Copy the lines that follow, keeping every character the same.

□ □ □

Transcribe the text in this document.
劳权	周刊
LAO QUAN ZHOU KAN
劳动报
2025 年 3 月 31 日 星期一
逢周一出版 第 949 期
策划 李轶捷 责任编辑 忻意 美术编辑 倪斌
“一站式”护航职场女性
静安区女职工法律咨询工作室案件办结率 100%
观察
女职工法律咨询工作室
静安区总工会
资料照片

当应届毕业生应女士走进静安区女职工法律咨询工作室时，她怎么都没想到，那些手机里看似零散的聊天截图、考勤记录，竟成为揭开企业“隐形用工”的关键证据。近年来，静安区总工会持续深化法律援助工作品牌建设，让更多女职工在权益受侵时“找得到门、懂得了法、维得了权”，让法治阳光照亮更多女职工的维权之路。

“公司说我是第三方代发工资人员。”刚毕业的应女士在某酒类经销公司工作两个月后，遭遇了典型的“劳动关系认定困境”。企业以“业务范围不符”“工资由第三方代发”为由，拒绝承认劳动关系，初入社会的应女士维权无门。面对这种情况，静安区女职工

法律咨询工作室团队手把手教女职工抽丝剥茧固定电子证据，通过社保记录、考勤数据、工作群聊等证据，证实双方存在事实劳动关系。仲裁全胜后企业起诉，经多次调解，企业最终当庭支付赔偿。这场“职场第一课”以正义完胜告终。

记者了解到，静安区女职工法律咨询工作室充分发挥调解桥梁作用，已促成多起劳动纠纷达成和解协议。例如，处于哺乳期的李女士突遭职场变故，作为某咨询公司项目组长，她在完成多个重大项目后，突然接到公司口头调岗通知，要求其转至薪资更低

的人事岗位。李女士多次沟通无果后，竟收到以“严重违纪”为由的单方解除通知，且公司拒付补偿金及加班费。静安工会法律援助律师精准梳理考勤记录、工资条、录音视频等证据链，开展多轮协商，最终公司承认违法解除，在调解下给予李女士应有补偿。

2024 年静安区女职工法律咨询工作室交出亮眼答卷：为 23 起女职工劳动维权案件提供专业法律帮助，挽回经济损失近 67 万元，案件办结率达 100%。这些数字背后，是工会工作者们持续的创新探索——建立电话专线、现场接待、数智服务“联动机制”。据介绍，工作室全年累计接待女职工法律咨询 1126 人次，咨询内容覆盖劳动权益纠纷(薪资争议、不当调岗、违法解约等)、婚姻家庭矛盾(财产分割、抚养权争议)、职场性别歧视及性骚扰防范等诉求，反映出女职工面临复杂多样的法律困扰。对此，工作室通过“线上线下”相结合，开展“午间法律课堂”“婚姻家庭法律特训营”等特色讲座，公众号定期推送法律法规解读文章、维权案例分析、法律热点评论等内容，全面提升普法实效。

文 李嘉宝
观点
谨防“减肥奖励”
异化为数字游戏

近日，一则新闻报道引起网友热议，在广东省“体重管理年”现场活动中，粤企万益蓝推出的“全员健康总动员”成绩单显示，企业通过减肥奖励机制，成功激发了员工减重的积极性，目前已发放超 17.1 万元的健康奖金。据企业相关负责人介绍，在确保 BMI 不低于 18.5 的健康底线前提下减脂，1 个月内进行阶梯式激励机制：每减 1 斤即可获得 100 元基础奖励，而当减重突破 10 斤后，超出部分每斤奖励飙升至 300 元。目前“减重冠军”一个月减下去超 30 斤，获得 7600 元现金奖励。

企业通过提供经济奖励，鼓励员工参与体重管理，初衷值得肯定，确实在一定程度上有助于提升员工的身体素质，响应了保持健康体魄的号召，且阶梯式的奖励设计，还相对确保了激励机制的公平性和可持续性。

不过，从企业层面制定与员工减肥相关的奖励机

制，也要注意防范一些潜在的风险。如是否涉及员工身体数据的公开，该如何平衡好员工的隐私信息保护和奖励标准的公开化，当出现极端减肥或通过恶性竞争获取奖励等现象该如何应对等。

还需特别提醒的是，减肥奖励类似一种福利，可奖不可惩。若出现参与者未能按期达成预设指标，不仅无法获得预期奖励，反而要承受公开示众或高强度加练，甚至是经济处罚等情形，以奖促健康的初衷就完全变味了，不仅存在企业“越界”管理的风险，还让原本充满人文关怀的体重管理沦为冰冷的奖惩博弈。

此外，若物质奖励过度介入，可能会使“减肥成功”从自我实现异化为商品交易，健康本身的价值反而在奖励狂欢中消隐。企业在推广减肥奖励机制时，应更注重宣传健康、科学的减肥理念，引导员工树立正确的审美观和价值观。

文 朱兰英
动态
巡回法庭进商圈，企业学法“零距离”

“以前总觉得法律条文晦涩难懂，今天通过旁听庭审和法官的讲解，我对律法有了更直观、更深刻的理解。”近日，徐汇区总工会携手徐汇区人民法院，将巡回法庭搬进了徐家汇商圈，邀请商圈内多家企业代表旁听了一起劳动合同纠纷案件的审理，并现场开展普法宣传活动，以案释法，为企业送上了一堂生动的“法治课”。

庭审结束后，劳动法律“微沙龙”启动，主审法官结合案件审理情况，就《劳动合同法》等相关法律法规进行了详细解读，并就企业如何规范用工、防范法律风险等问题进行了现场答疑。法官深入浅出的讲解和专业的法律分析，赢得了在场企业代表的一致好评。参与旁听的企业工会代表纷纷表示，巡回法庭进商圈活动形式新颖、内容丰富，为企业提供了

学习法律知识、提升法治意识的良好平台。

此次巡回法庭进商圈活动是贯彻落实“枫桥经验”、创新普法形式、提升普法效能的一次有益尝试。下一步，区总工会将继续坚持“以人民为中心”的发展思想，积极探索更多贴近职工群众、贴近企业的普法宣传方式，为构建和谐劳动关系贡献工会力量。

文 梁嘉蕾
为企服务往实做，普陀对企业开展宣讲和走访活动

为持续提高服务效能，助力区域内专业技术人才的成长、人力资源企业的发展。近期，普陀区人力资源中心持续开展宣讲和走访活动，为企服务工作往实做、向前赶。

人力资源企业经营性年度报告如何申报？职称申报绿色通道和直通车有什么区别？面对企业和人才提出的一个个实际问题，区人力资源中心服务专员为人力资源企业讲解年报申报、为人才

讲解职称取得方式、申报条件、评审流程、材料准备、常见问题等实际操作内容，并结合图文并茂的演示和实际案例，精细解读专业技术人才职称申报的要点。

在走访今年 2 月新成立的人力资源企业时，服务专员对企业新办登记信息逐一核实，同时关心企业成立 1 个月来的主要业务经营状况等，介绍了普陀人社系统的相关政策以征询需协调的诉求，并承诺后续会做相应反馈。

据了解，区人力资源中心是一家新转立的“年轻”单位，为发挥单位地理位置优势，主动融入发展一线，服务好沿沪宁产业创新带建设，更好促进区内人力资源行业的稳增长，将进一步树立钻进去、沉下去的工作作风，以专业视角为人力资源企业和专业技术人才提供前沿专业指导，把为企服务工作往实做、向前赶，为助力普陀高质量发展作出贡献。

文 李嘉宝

□ □ □

_Output for this exercise_:
Transcribe the text in this document.
劳权	周刊
LAO QUAN ZHOU KAN
劳动报
2025 年 3 月 31 日 星期一
逢周一出版 第 949 期
策划 李轶捷 责任编辑 忻意 美术编辑 倪斌
“一站式”护航职场女性
静安区女职工法律咨询工作室案件办结率 100%
观察
女职工法律咨询工作室
静安区总工会
资料照片

当应届毕业生应女士走进静安区女职工法律咨询工作室时，她怎么都没想到，那些手机里看似零散的聊天截图、考勤记录，竟成为揭开企业“隐形用工”的关键证据。近年来，静安区总工会持续深化法律援助工作品牌建设，让更多女职工在权益受侵时“找得到门、懂得了法、维得了权”，让法治阳光照亮更多女职工的维权之路。

“公司说我是第三方代发工资人员。”刚毕业的应女士在某酒类经销公司工作两个月后，遭遇了典型的“劳动关系认定困境”。企业以“业务范围不符”“工资由第三方代发”为由，拒绝承认劳动关系，初入社会的应女士维权无门。面对这种情况，静安区女职工

法律咨询工作室团队手把手教女职工抽丝剥茧固定电子证据，通过社保记录、考勤数据、工作群聊等证据，证实双方存在事实劳动关系。仲裁全胜后企业起诉，经多次调解，企业最终当庭支付赔偿。这场“职场第一课”以正义完胜告终。

记者了解到，静安区女职工法律咨询工作室充分发挥调解桥梁作用，已促成多起劳动纠纷达成和解协议。例如，处于哺乳期的李女士突遭职场变故，作为某咨询公司项目组长，她在完成多个重大项目后，突然接到公司口头调岗通知，要求其转至薪资更低

的人事岗位。李女士多次沟通无果后，竟收到以“严重违纪”为由的单方解除通知，且公司拒付补偿金及加班费。静安工会法律援助律师精准梳理考勤记录、工资条、录音视频等证据链，开展多轮协商，最终公司承认违法解除，在调解下给予李女士应有补偿。

2024 年静安区女职工法律咨询工作室交出亮眼答卷：为 23 起女职工劳动维权案件提供专业法律帮助，挽回经济损失近 67 万元，案件办结率达 100%。这些数字背后，是工会工作者们持续的创新探索——建立电话专线、现场接待、数智服务“联动机制”。据介绍，工作室全年累计接待女职工法律咨询 1126 人次，咨询内容覆盖劳动权益纠纷(薪资争议、不当调岗、违法解约等)、婚姻家庭矛盾(财产分割、抚养权争议)、职场性别歧视及性骚扰防范等诉求，反映出女职工面临复杂多样的法律困扰。对此，工作室通过“线上线下”相结合，开展“午间法律课堂”“婚姻家庭法律特训营”等特色讲座，公众号定期推送法律法规解读文章、维权案例分析、法律热点评论等内容，全面提升普法实效。

文 李嘉宝
观点
谨防“减肥奖励”
异化为数字游戏

近日，一则新闻报道引起网友热议，在广东省“体重管理年”现场活动中，粤企万益蓝推出的“全员健康总动员”成绩单显示，企业通过减肥奖励机制，成功激发了员工减重的积极性，目前已发放超 17.1 万元的健康奖金。据企业相关负责人介绍，在确保 BMI 不低于 18.5 的健康底线前提下减脂，1 个月内进行阶梯式激励机制：每减 1 斤即可获得 100 元基础奖励，而当减重突破 10 斤后，超出部分每斤奖励飙升至 300 元。目前“减重冠军”一个月减下去超 30 斤，获得 7600 元现金奖励。

企业通过提供经济奖励，鼓励员工参与体重管理，初衷值得肯定，确实在一定程度上有助于提升员工的身体素质，响应了保持健康体魄的号召，且阶梯式的奖励设计，还相对确保了激励机制的公平性和可持续性。

不过，从企业层面制定与员工减肥相关的奖励机

制，也要注意防范一些潜在的风险。如是否涉及员工身体数据的公开，该如何平衡好员工的隐私信息保护和奖励标准的公开化，当出现极端减肥或通过恶性竞争获取奖励等现象该如何应对等。

还需特别提醒的是，减肥奖励类似一种福利，可奖不可惩。若出现参与者未能按期达成预设指标，不仅无法获得预期奖励，反而要承受公开示众或高强度加练，甚至是经济处罚等情形，以奖促健康的初衷就完全变味了，不仅存在企业“越界”管理的风险，还让原本充满人文关怀的体重管理沦为冰冷的奖惩博弈。

此外，若物质奖励过度介入，可能会使“减肥成功”从自我实现异化为商品交易，健康本身的价值反而在奖励狂欢中消隐。企业在推广减肥奖励机制时，应更注重宣传健康、科学的减肥理念，引导员工树立正确的审美观和价值观。

文 朱兰英
动态
巡回法庭进商圈，企业学法“零距离”

“以前总觉得法律条文晦涩难懂，今天通过旁听庭审和法官的讲解，我对律法有了更直观、更深刻的理解。”近日，徐汇区总工会携手徐汇区人民法院，将巡回法庭搬进了徐家汇商圈，邀请商圈内多家企业代表旁听了一起劳动合同纠纷案件的审理，并现场开展普法宣传活动，以案释法，为企业送上了一堂生动的“法治课”。

庭审结束后，劳动法律“微沙龙”启动，主审法官结合案件审理情况，就《劳动合同法》等相关法律法规进行了详细解读，并就企业如何规范用工、防范法律风险等问题进行了现场答疑。法官深入浅出的讲解和专业的法律分析，赢得了在场企业代表的一致好评。参与旁听的企业工会代表纷纷表示，巡回法庭进商圈活动形式新颖、内容丰富，为企业提供了

学习法律知识、提升法治意识的良好平台。

此次巡回法庭进商圈活动是贯彻落实“枫桥经验”、创新普法形式、提升普法效能的一次有益尝试。下一步，区总工会将继续坚持“以人民为中心”的发展思想，积极探索更多贴近职工群众、贴近企业的普法宣传方式，为构建和谐劳动关系贡献工会力量。

文 梁嘉蕾
为企服务往实做，普陀对企业开展宣讲和走访活动

为持续提高服务效能，助力区域内专业技术人才的成长、人力资源企业的发展。近期，普陀区人力资源中心持续开展宣讲和走访活动，为企服务工作往实做、向前赶。

人力资源企业经营性年度报告如何申报？职称申报绿色通道和直通车有什么区别？面对企业和人才提出的一个个实际问题，区人力资源中心服务专员为人力资源企业讲解年报申报、为人才

讲解职称取得方式、申报条件、评审流程、材料准备、常见问题等实际操作内容，并结合图文并茂的演示和实际案例，精细解读专业技术人才职称申报的要点。

在走访今年 2 月新成立的人力资源企业时，服务专员对企业新办登记信息逐一核实，同时关心企业成立 1 个月来的主要业务经营状况等，介绍了普陀人社系统的相关政策以征询需协调的诉求，并承诺后续会做相应反馈。

据了解，区人力资源中心是一家新转立的“年轻”单位，为发挥单位地理位置优势，主动融入发展一线，服务好沿沪宁产业创新带建设，更好促进区内人力资源行业的稳增长，将进一步树立钻进去、沉下去的工作作风，以专业视角为人力资源企业和专业技术人才提供前沿专业指导，把为企服务工作往实做、向前赶，为助力普陀高质量发展作出贡献。

文 李嘉宝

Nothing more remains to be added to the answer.